▶ _PROBLEM_
Do not copy the pictures; transcribe all other material exactly.

▶ _MATERIAL FOR THE TASK_
####
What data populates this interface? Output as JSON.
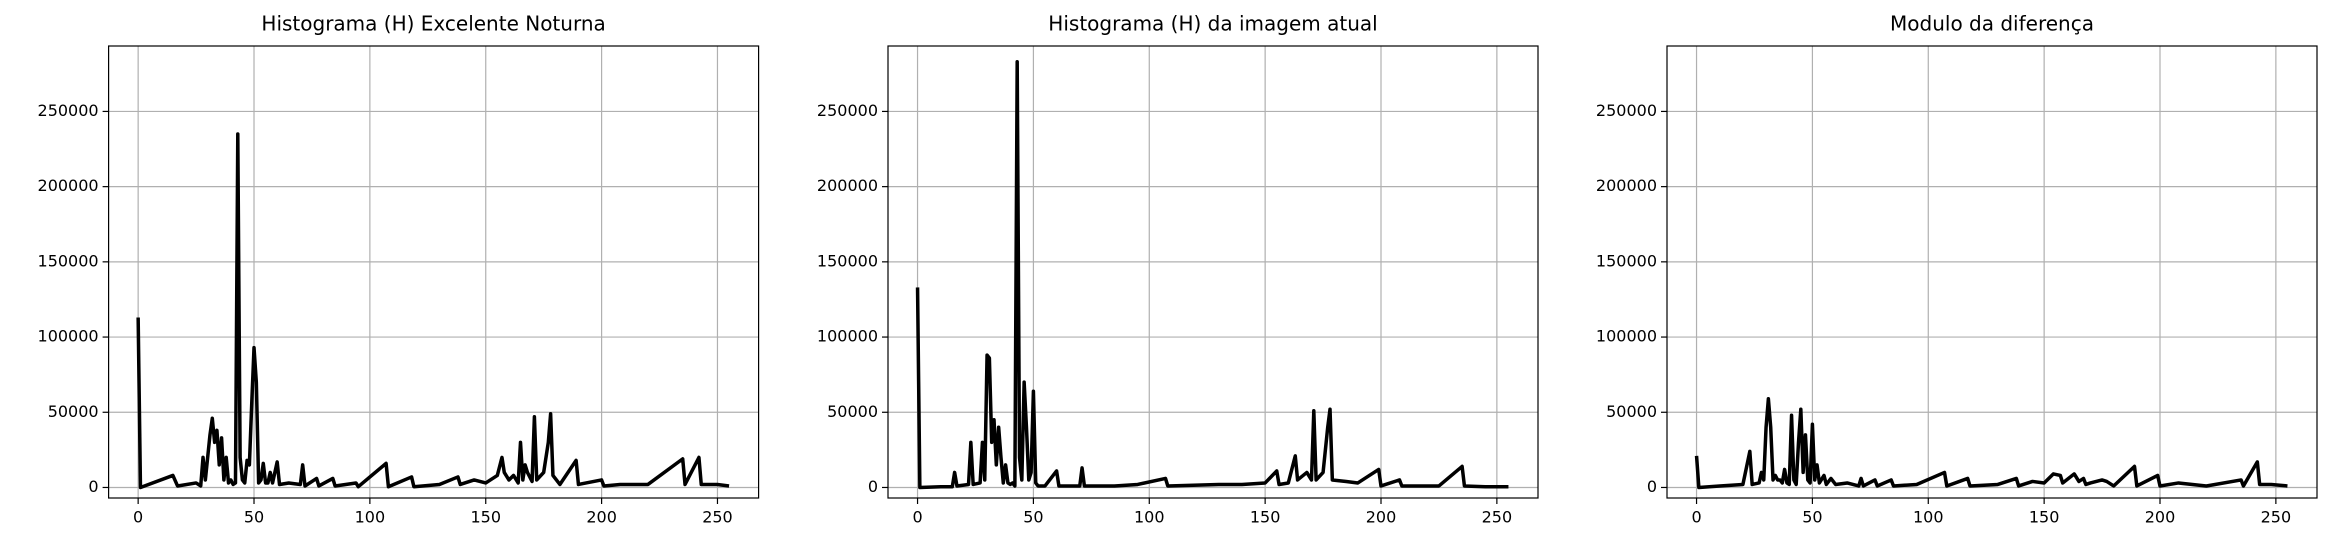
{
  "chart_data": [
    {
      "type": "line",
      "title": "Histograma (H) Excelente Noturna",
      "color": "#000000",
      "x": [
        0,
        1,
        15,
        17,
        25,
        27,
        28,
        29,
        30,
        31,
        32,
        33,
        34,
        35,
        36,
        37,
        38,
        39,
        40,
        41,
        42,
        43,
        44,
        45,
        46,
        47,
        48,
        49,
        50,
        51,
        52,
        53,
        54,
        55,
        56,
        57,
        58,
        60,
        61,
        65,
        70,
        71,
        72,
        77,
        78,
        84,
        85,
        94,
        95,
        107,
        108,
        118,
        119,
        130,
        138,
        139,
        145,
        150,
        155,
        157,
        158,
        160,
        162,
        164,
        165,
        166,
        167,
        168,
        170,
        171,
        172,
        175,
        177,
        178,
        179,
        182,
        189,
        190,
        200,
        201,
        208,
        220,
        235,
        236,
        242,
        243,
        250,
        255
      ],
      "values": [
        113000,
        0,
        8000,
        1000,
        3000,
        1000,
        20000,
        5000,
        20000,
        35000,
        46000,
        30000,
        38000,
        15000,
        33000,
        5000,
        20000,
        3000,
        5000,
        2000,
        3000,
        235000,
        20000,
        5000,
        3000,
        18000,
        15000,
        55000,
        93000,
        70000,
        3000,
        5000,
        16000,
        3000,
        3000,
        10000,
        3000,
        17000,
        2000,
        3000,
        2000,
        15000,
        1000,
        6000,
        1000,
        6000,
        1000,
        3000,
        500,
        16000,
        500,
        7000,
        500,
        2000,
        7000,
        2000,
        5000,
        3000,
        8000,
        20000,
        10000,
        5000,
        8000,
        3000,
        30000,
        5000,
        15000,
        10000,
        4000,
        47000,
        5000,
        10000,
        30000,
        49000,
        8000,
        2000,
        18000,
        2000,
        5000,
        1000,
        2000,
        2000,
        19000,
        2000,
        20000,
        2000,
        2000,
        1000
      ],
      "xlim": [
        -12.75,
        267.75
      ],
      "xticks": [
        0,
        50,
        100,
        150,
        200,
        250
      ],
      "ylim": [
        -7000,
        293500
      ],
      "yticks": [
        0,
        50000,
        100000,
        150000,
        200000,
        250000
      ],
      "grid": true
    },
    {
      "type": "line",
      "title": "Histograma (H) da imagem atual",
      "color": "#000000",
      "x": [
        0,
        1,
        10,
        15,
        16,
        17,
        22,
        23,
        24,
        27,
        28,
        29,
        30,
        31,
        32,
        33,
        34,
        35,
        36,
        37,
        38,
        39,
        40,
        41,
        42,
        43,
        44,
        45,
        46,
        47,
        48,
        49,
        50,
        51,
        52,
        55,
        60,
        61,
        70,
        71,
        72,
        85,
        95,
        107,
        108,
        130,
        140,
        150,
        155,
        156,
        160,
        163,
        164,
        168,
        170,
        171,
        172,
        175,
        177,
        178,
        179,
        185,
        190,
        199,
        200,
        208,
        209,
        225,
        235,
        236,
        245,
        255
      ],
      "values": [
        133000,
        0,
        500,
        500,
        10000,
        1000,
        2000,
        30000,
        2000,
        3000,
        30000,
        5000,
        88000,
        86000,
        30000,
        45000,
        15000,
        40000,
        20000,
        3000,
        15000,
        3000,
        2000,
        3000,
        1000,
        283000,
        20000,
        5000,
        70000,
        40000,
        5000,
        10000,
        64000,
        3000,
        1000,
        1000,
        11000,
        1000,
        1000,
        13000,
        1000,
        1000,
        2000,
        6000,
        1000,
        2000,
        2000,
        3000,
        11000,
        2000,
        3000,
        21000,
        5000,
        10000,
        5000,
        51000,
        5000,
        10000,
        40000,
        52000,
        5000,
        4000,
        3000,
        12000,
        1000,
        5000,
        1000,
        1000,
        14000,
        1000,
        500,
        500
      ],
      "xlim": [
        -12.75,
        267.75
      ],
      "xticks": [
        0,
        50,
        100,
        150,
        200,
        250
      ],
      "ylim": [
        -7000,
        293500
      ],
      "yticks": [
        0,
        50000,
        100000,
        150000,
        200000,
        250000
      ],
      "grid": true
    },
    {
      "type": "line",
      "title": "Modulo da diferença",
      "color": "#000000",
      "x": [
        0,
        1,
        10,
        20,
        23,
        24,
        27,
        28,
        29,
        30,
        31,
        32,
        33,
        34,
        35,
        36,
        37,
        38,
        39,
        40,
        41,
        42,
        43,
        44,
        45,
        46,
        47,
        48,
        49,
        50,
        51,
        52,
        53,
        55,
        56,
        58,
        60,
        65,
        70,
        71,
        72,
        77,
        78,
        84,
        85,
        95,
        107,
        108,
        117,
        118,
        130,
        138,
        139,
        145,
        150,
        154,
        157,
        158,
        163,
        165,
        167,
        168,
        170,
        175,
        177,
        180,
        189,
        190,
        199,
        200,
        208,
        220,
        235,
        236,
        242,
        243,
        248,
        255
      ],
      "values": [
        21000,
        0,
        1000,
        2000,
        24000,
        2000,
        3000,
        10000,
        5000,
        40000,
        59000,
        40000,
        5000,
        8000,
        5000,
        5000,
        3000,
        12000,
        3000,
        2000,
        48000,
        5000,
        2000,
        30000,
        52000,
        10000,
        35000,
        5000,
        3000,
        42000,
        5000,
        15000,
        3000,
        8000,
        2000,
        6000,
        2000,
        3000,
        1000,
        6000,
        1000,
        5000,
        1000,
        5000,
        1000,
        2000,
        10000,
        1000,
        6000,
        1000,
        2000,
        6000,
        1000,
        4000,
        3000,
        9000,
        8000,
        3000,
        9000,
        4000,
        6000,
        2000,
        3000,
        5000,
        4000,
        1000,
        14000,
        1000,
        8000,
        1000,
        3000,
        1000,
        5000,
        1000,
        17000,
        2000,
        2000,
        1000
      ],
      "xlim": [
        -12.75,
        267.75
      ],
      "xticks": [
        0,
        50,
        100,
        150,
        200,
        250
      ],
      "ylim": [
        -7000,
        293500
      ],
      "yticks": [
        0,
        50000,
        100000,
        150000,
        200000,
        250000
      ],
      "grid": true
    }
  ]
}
####
▶ _FULL SOLUTION_
What data populates this interface? Output as JSON.
{
  "chart_data": [
    {
      "type": "line",
      "title": "Histograma (H) Excelente Noturna",
      "color": "#000000",
      "x": [
        0,
        1,
        15,
        17,
        25,
        27,
        28,
        29,
        30,
        31,
        32,
        33,
        34,
        35,
        36,
        37,
        38,
        39,
        40,
        41,
        42,
        43,
        44,
        45,
        46,
        47,
        48,
        49,
        50,
        51,
        52,
        53,
        54,
        55,
        56,
        57,
        58,
        60,
        61,
        65,
        70,
        71,
        72,
        77,
        78,
        84,
        85,
        94,
        95,
        107,
        108,
        118,
        119,
        130,
        138,
        139,
        145,
        150,
        155,
        157,
        158,
        160,
        162,
        164,
        165,
        166,
        167,
        168,
        170,
        171,
        172,
        175,
        177,
        178,
        179,
        182,
        189,
        190,
        200,
        201,
        208,
        220,
        235,
        236,
        242,
        243,
        250,
        255
      ],
      "values": [
        113000,
        0,
        8000,
        1000,
        3000,
        1000,
        20000,
        5000,
        20000,
        35000,
        46000,
        30000,
        38000,
        15000,
        33000,
        5000,
        20000,
        3000,
        5000,
        2000,
        3000,
        235000,
        20000,
        5000,
        3000,
        18000,
        15000,
        55000,
        93000,
        70000,
        3000,
        5000,
        16000,
        3000,
        3000,
        10000,
        3000,
        17000,
        2000,
        3000,
        2000,
        15000,
        1000,
        6000,
        1000,
        6000,
        1000,
        3000,
        500,
        16000,
        500,
        7000,
        500,
        2000,
        7000,
        2000,
        5000,
        3000,
        8000,
        20000,
        10000,
        5000,
        8000,
        3000,
        30000,
        5000,
        15000,
        10000,
        4000,
        47000,
        5000,
        10000,
        30000,
        49000,
        8000,
        2000,
        18000,
        2000,
        5000,
        1000,
        2000,
        2000,
        19000,
        2000,
        20000,
        2000,
        2000,
        1000
      ],
      "xlim": [
        -12.75,
        267.75
      ],
      "xticks": [
        0,
        50,
        100,
        150,
        200,
        250
      ],
      "ylim": [
        -7000,
        293500
      ],
      "yticks": [
        0,
        50000,
        100000,
        150000,
        200000,
        250000
      ],
      "grid": true
    },
    {
      "type": "line",
      "title": "Histograma (H) da imagem atual",
      "color": "#000000",
      "x": [
        0,
        1,
        10,
        15,
        16,
        17,
        22,
        23,
        24,
        27,
        28,
        29,
        30,
        31,
        32,
        33,
        34,
        35,
        36,
        37,
        38,
        39,
        40,
        41,
        42,
        43,
        44,
        45,
        46,
        47,
        48,
        49,
        50,
        51,
        52,
        55,
        60,
        61,
        70,
        71,
        72,
        85,
        95,
        107,
        108,
        130,
        140,
        150,
        155,
        156,
        160,
        163,
        164,
        168,
        170,
        171,
        172,
        175,
        177,
        178,
        179,
        185,
        190,
        199,
        200,
        208,
        209,
        225,
        235,
        236,
        245,
        255
      ],
      "values": [
        133000,
        0,
        500,
        500,
        10000,
        1000,
        2000,
        30000,
        2000,
        3000,
        30000,
        5000,
        88000,
        86000,
        30000,
        45000,
        15000,
        40000,
        20000,
        3000,
        15000,
        3000,
        2000,
        3000,
        1000,
        283000,
        20000,
        5000,
        70000,
        40000,
        5000,
        10000,
        64000,
        3000,
        1000,
        1000,
        11000,
        1000,
        1000,
        13000,
        1000,
        1000,
        2000,
        6000,
        1000,
        2000,
        2000,
        3000,
        11000,
        2000,
        3000,
        21000,
        5000,
        10000,
        5000,
        51000,
        5000,
        10000,
        40000,
        52000,
        5000,
        4000,
        3000,
        12000,
        1000,
        5000,
        1000,
        1000,
        14000,
        1000,
        500,
        500
      ],
      "xlim": [
        -12.75,
        267.75
      ],
      "xticks": [
        0,
        50,
        100,
        150,
        200,
        250
      ],
      "ylim": [
        -7000,
        293500
      ],
      "yticks": [
        0,
        50000,
        100000,
        150000,
        200000,
        250000
      ],
      "grid": true
    },
    {
      "type": "line",
      "title": "Modulo da diferença",
      "color": "#000000",
      "x": [
        0,
        1,
        10,
        20,
        23,
        24,
        27,
        28,
        29,
        30,
        31,
        32,
        33,
        34,
        35,
        36,
        37,
        38,
        39,
        40,
        41,
        42,
        43,
        44,
        45,
        46,
        47,
        48,
        49,
        50,
        51,
        52,
        53,
        55,
        56,
        58,
        60,
        65,
        70,
        71,
        72,
        77,
        78,
        84,
        85,
        95,
        107,
        108,
        117,
        118,
        130,
        138,
        139,
        145,
        150,
        154,
        157,
        158,
        163,
        165,
        167,
        168,
        170,
        175,
        177,
        180,
        189,
        190,
        199,
        200,
        208,
        220,
        235,
        236,
        242,
        243,
        248,
        255
      ],
      "values": [
        21000,
        0,
        1000,
        2000,
        24000,
        2000,
        3000,
        10000,
        5000,
        40000,
        59000,
        40000,
        5000,
        8000,
        5000,
        5000,
        3000,
        12000,
        3000,
        2000,
        48000,
        5000,
        2000,
        30000,
        52000,
        10000,
        35000,
        5000,
        3000,
        42000,
        5000,
        15000,
        3000,
        8000,
        2000,
        6000,
        2000,
        3000,
        1000,
        6000,
        1000,
        5000,
        1000,
        5000,
        1000,
        2000,
        10000,
        1000,
        6000,
        1000,
        2000,
        6000,
        1000,
        4000,
        3000,
        9000,
        8000,
        3000,
        9000,
        4000,
        6000,
        2000,
        3000,
        5000,
        4000,
        1000,
        14000,
        1000,
        8000,
        1000,
        3000,
        1000,
        5000,
        1000,
        17000,
        2000,
        2000,
        1000
      ],
      "xlim": [
        -12.75,
        267.75
      ],
      "xticks": [
        0,
        50,
        100,
        150,
        200,
        250
      ],
      "ylim": [
        -7000,
        293500
      ],
      "yticks": [
        0,
        50000,
        100000,
        150000,
        200000,
        250000
      ],
      "grid": true
    }
  ]
}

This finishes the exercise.